↓↓↓

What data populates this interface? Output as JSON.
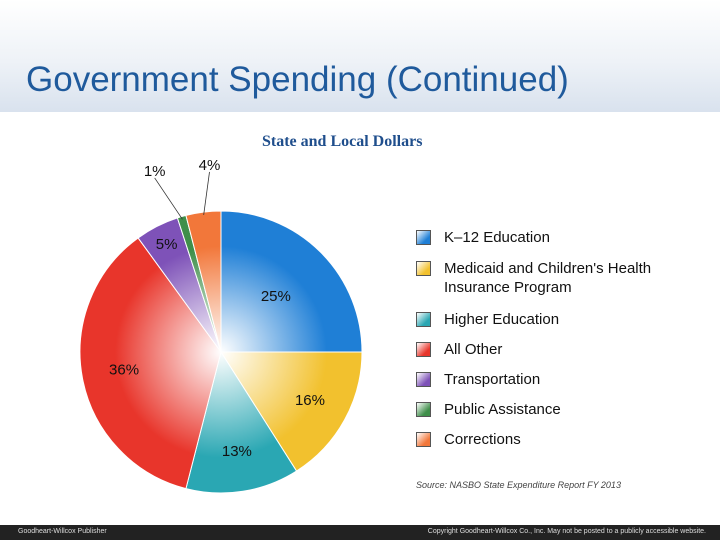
{
  "slide": {
    "title": "Government Spending (Continued)"
  },
  "chart_data": {
    "type": "pie",
    "title": "State and Local Dollars",
    "categories": [
      "K–12 Education",
      "Medicaid and Children's Health Insurance Program",
      "Higher Education",
      "All Other",
      "Transportation",
      "Public Assistance",
      "Corrections"
    ],
    "values": [
      25,
      16,
      13,
      36,
      5,
      1,
      4
    ],
    "labels": [
      "25%",
      "16%",
      "13%",
      "36%",
      "5%",
      "1%",
      "4%"
    ],
    "colors": [
      "#1f7fd6",
      "#f2c12e",
      "#2aa7b3",
      "#e8352b",
      "#7e52b8",
      "#3f8f4a",
      "#f2773a"
    ],
    "legend_position": "right",
    "source": "Source: NASBO State Expenditure Report FY 2013"
  },
  "legend": [
    {
      "label": "K–12 Education",
      "color": "#1f7fd6"
    },
    {
      "label": "Medicaid and Children's Health Insurance Program",
      "color": "#f2c12e"
    },
    {
      "label": "Higher Education",
      "color": "#2aa7b3"
    },
    {
      "label": "All Other",
      "color": "#e8352b"
    },
    {
      "label": "Transportation",
      "color": "#7e52b8"
    },
    {
      "label": "Public Assistance",
      "color": "#3f8f4a"
    },
    {
      "label": "Corrections",
      "color": "#f2773a"
    }
  ],
  "footer": {
    "publisher": "Goodheart-Willcox Publisher",
    "copyright": "Copyright Goodheart-Willcox Co., Inc.  May not be posted to a publicly accessible website."
  }
}
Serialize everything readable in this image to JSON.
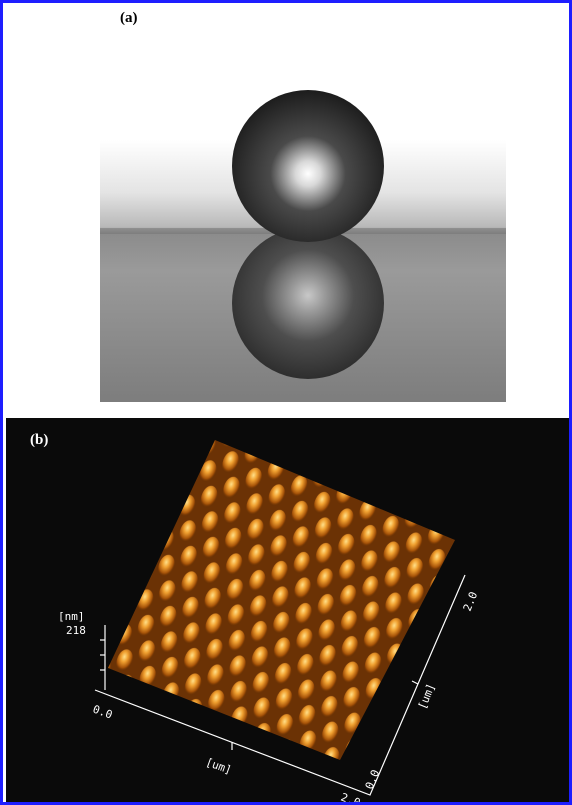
{
  "panels": [
    {
      "label": "(a)"
    },
    {
      "label": "(b)",
      "z_axis_unit": "[nm]",
      "z_axis_max": "218",
      "x_axis_start": "0.0",
      "x_axis_unit": "[um]",
      "x_axis_end": "2.0",
      "y_axis_start": "0.0",
      "y_axis_unit": "[um]",
      "y_axis_end": "2.0"
    }
  ]
}
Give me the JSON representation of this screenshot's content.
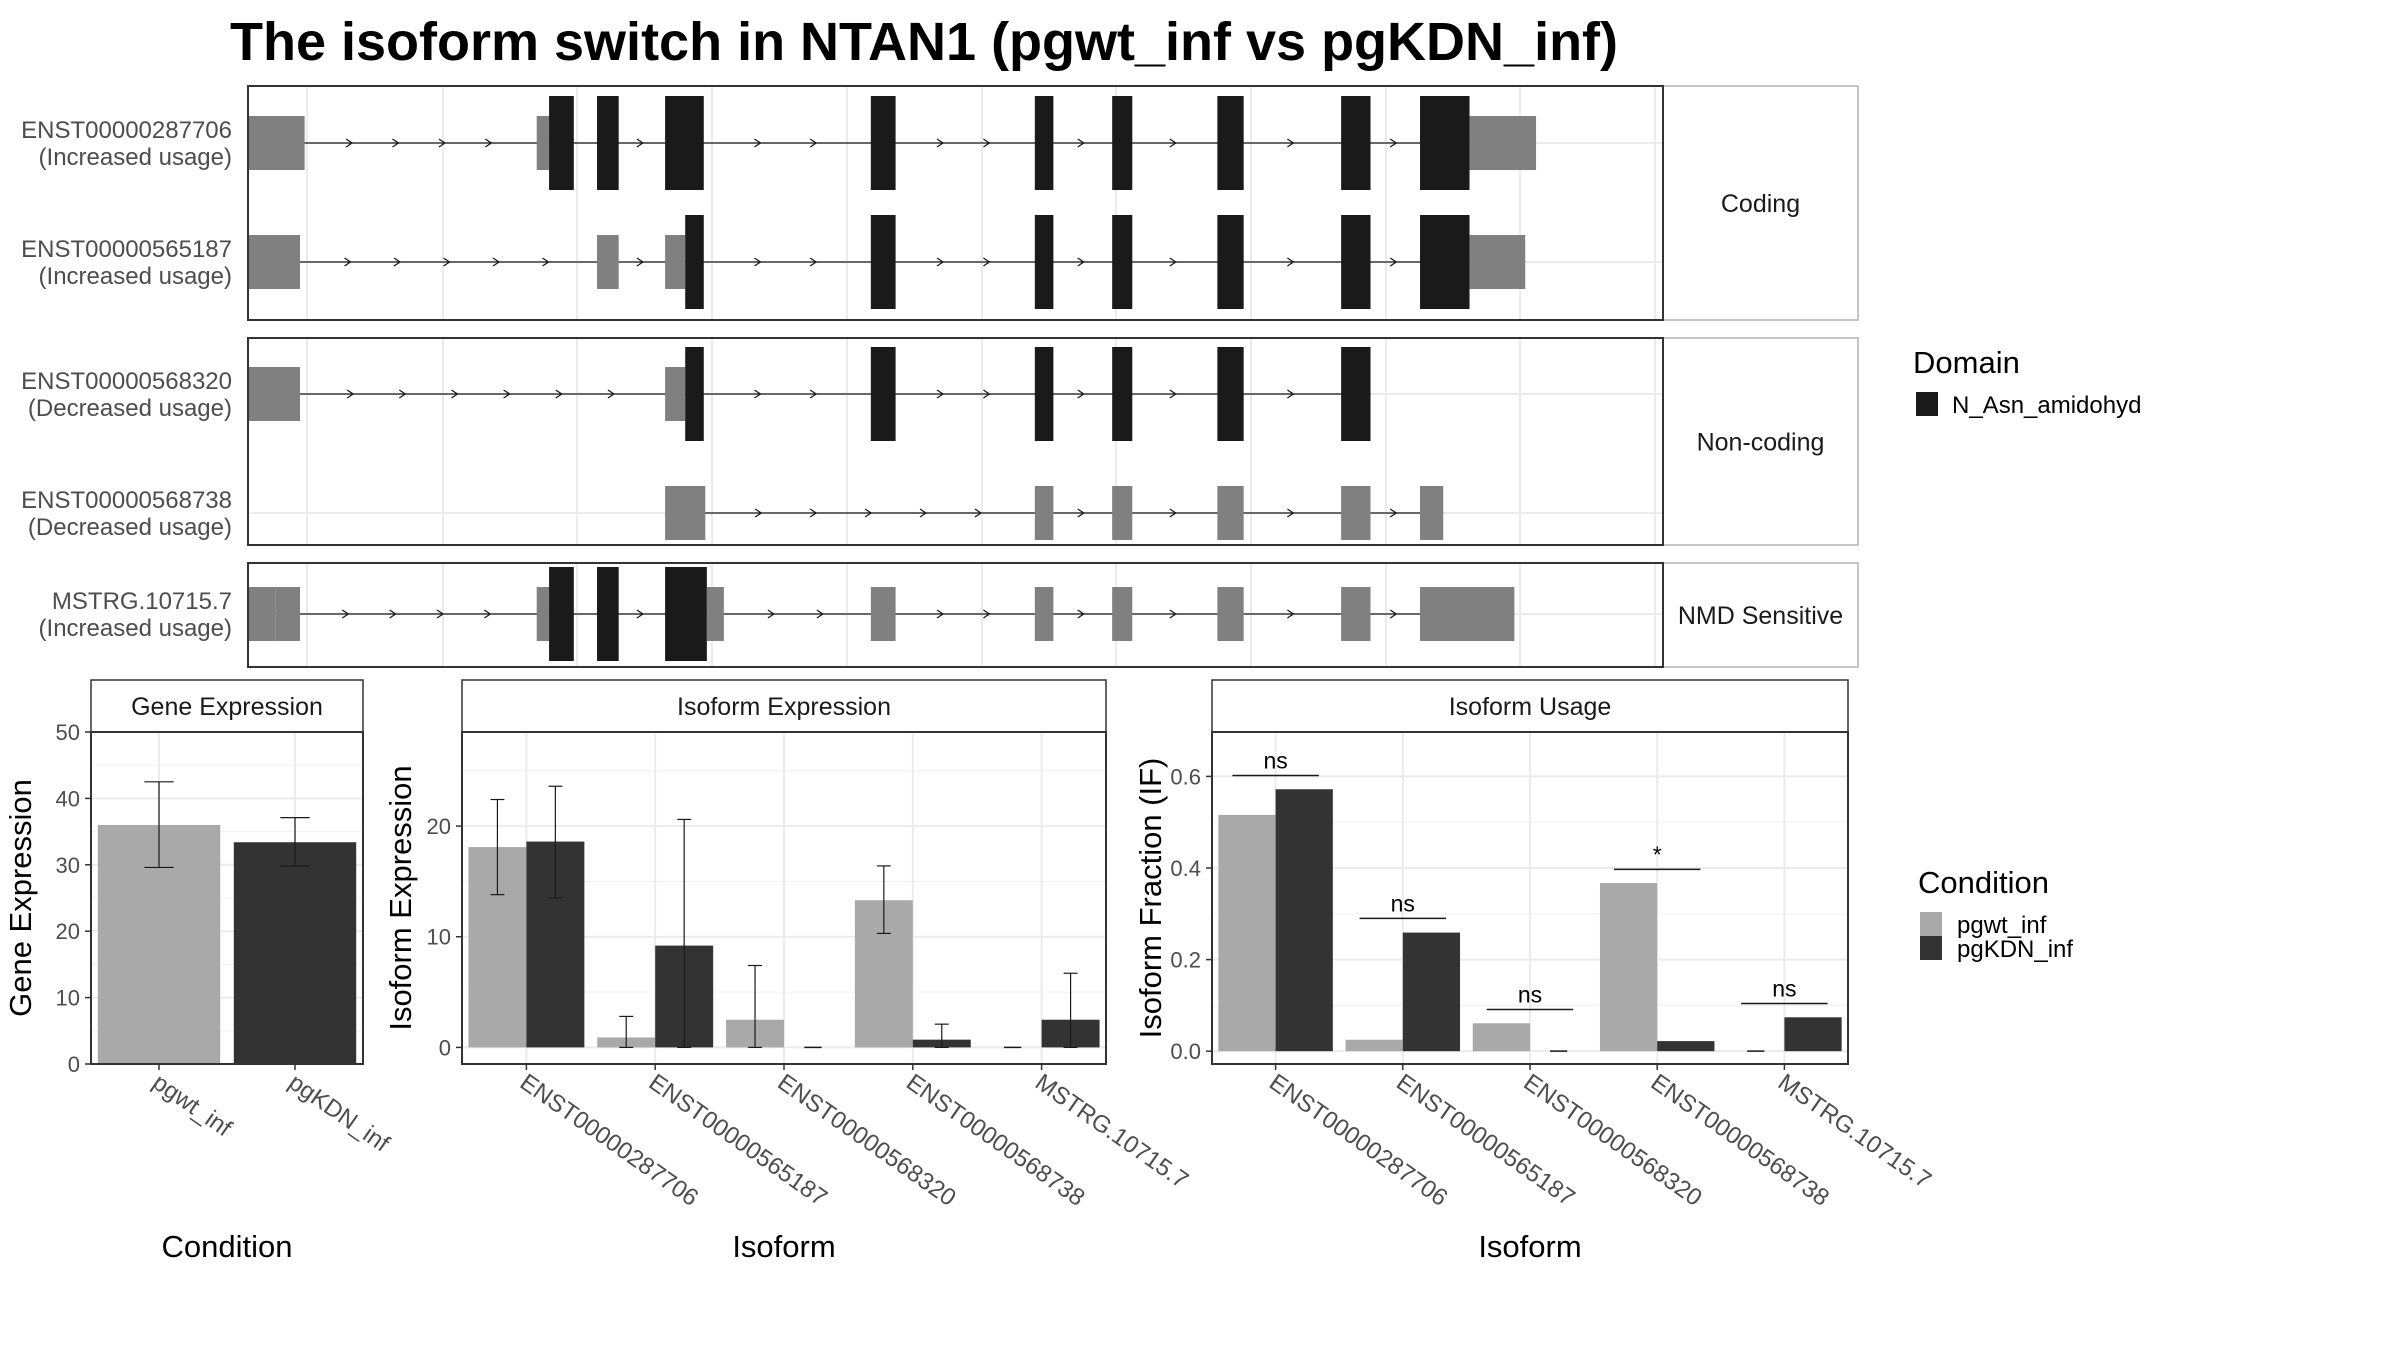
{
  "title": "The isoform switch in NTAN1 (pgwt_inf vs pgKDN_inf)",
  "colors": {
    "utr": "#808080",
    "domain": "#1a1a1a",
    "pgwt_inf": "#a9a9a9",
    "pgKDN_inf": "#333333"
  },
  "transcript_plot": {
    "groups": [
      {
        "label": "Coding",
        "transcripts": [
          {
            "id": "ENST00000287706",
            "usage": "(Increased usage)",
            "exons": [
              {
                "s": 200,
                "e": 237,
                "k": "u"
              },
              {
                "s": 387,
                "e": 395,
                "k": "u"
              },
              {
                "s": 395,
                "e": 411,
                "k": "d"
              },
              {
                "s": 426,
                "e": 440,
                "k": "d"
              },
              {
                "s": 470,
                "e": 495,
                "k": "d"
              },
              {
                "s": 603,
                "e": 619,
                "k": "d"
              },
              {
                "s": 709,
                "e": 721,
                "k": "d"
              },
              {
                "s": 759,
                "e": 772,
                "k": "d"
              },
              {
                "s": 827,
                "e": 844,
                "k": "d"
              },
              {
                "s": 907,
                "e": 926,
                "k": "d"
              },
              {
                "s": 958,
                "e": 990,
                "k": "d"
              },
              {
                "s": 990,
                "e": 1033,
                "k": "u"
              }
            ]
          },
          {
            "id": "ENST00000565187",
            "usage": "(Increased usage)",
            "exons": [
              {
                "s": 200,
                "e": 234,
                "k": "u"
              },
              {
                "s": 426,
                "e": 440,
                "k": "u"
              },
              {
                "s": 470,
                "e": 483,
                "k": "u"
              },
              {
                "s": 483,
                "e": 495,
                "k": "d"
              },
              {
                "s": 603,
                "e": 619,
                "k": "d"
              },
              {
                "s": 709,
                "e": 721,
                "k": "d"
              },
              {
                "s": 759,
                "e": 772,
                "k": "d"
              },
              {
                "s": 827,
                "e": 844,
                "k": "d"
              },
              {
                "s": 907,
                "e": 926,
                "k": "d"
              },
              {
                "s": 958,
                "e": 990,
                "k": "d"
              },
              {
                "s": 990,
                "e": 1026,
                "k": "u"
              }
            ]
          }
        ]
      },
      {
        "label": "Non-coding",
        "transcripts": [
          {
            "id": "ENST00000568320",
            "usage": "(Decreased usage)",
            "exons": [
              {
                "s": 200,
                "e": 234,
                "k": "u"
              },
              {
                "s": 470,
                "e": 483,
                "k": "u"
              },
              {
                "s": 483,
                "e": 495,
                "k": "d"
              },
              {
                "s": 603,
                "e": 619,
                "k": "d"
              },
              {
                "s": 709,
                "e": 721,
                "k": "d"
              },
              {
                "s": 759,
                "e": 772,
                "k": "d"
              },
              {
                "s": 827,
                "e": 844,
                "k": "d"
              },
              {
                "s": 907,
                "e": 926,
                "k": "d"
              }
            ]
          },
          {
            "id": "ENST00000568738",
            "usage": "(Decreased usage)",
            "exons": [
              {
                "s": 470,
                "e": 496,
                "k": "u"
              },
              {
                "s": 709,
                "e": 721,
                "k": "u"
              },
              {
                "s": 759,
                "e": 772,
                "k": "u"
              },
              {
                "s": 827,
                "e": 844,
                "k": "u"
              },
              {
                "s": 907,
                "e": 926,
                "k": "u"
              },
              {
                "s": 958,
                "e": 973,
                "k": "u"
              }
            ]
          }
        ]
      },
      {
        "label": "NMD Sensitive",
        "transcripts": [
          {
            "id": "MSTRG.10715.7",
            "usage": "(Increased usage)",
            "exons": [
              {
                "s": 200,
                "e": 218,
                "k": "u"
              },
              {
                "s": 218,
                "e": 234,
                "k": "u"
              },
              {
                "s": 387,
                "e": 395,
                "k": "u"
              },
              {
                "s": 395,
                "e": 411,
                "k": "d"
              },
              {
                "s": 426,
                "e": 440,
                "k": "d"
              },
              {
                "s": 470,
                "e": 497,
                "k": "d"
              },
              {
                "s": 497,
                "e": 508,
                "k": "u"
              },
              {
                "s": 603,
                "e": 619,
                "k": "u"
              },
              {
                "s": 709,
                "e": 721,
                "k": "u"
              },
              {
                "s": 759,
                "e": 772,
                "k": "u"
              },
              {
                "s": 827,
                "e": 844,
                "k": "u"
              },
              {
                "s": 907,
                "e": 926,
                "k": "u"
              },
              {
                "s": 958,
                "e": 1019,
                "k": "u"
              }
            ]
          }
        ]
      }
    ],
    "domain_legend": {
      "title": "Domain",
      "entries": [
        "N_Asn_amidohyd"
      ]
    }
  },
  "chart_data": [
    {
      "type": "bar",
      "title": "Gene Expression",
      "xlabel": "Condition",
      "ylabel": "Gene Expression",
      "categories": [
        "pgwt_inf",
        "pgKDN_inf"
      ],
      "values": [
        36.0,
        33.4
      ],
      "err_low": [
        29.6,
        29.8
      ],
      "err_high": [
        42.5,
        37.1
      ],
      "ylim": [
        0,
        50
      ],
      "yticks": [
        0,
        10,
        20,
        30,
        40,
        50
      ]
    },
    {
      "type": "bar",
      "title": "Isoform Expression",
      "xlabel": "Isoform",
      "ylabel": "Isoform Expression",
      "categories": [
        "ENST00000287706",
        "ENST00000565187",
        "ENST00000568320",
        "ENST00000568738",
        "MSTRG.10715.7"
      ],
      "series": [
        {
          "name": "pgwt_inf",
          "values": [
            18.1,
            0.9,
            2.5,
            13.3,
            0.0
          ],
          "err_low": [
            13.8,
            0.0,
            0.0,
            10.3,
            0.0
          ],
          "err_high": [
            22.4,
            2.8,
            7.4,
            16.4,
            0.0
          ]
        },
        {
          "name": "pgKDN_inf",
          "values": [
            18.6,
            9.2,
            0.0,
            0.7,
            2.5
          ],
          "err_low": [
            13.5,
            0.0,
            0.0,
            0.0,
            0.0
          ],
          "err_high": [
            23.6,
            20.6,
            0.0,
            2.1,
            6.7
          ]
        }
      ],
      "ylim": [
        -1.5,
        28.5
      ],
      "yticks": [
        0,
        10,
        20
      ]
    },
    {
      "type": "bar",
      "title": "Isoform Usage",
      "xlabel": "Isoform",
      "ylabel": "Isoform Fraction (IF)",
      "categories": [
        "ENST00000287706",
        "ENST00000565187",
        "ENST00000568320",
        "ENST00000568738",
        "MSTRG.10715.7"
      ],
      "series": [
        {
          "name": "pgwt_inf",
          "values": [
            0.516,
            0.025,
            0.061,
            0.367,
            0.0
          ]
        },
        {
          "name": "pgKDN_inf",
          "values": [
            0.572,
            0.259,
            0.0,
            0.022,
            0.074
          ]
        }
      ],
      "significance": [
        "ns",
        "ns",
        "ns",
        "*",
        "ns"
      ],
      "sig_y": [
        0.602,
        0.29,
        0.091,
        0.397,
        0.104
      ],
      "ylim": [
        -0.028,
        0.697
      ],
      "yticks": [
        0.0,
        0.2,
        0.4,
        0.6
      ],
      "ytick_labels": [
        "0.0",
        "0.2",
        "0.4",
        "0.6"
      ]
    }
  ],
  "condition_legend": {
    "title": "Condition",
    "entries": [
      "pgwt_inf",
      "pgKDN_inf"
    ]
  }
}
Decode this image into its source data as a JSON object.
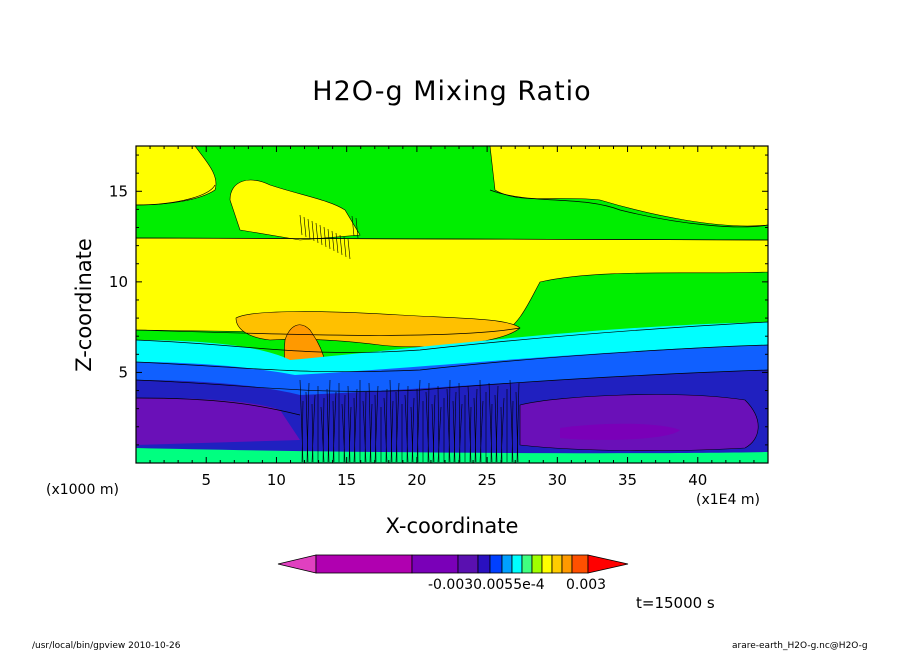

↑↑↑

### Problem to work on
Return all lines of the material above in which the word "Medicaid" occurs.

### Written answer
      "Medicaid and Children's Health Insurance Program",
      "label": "Medicaid and Children's Health Insurance Program",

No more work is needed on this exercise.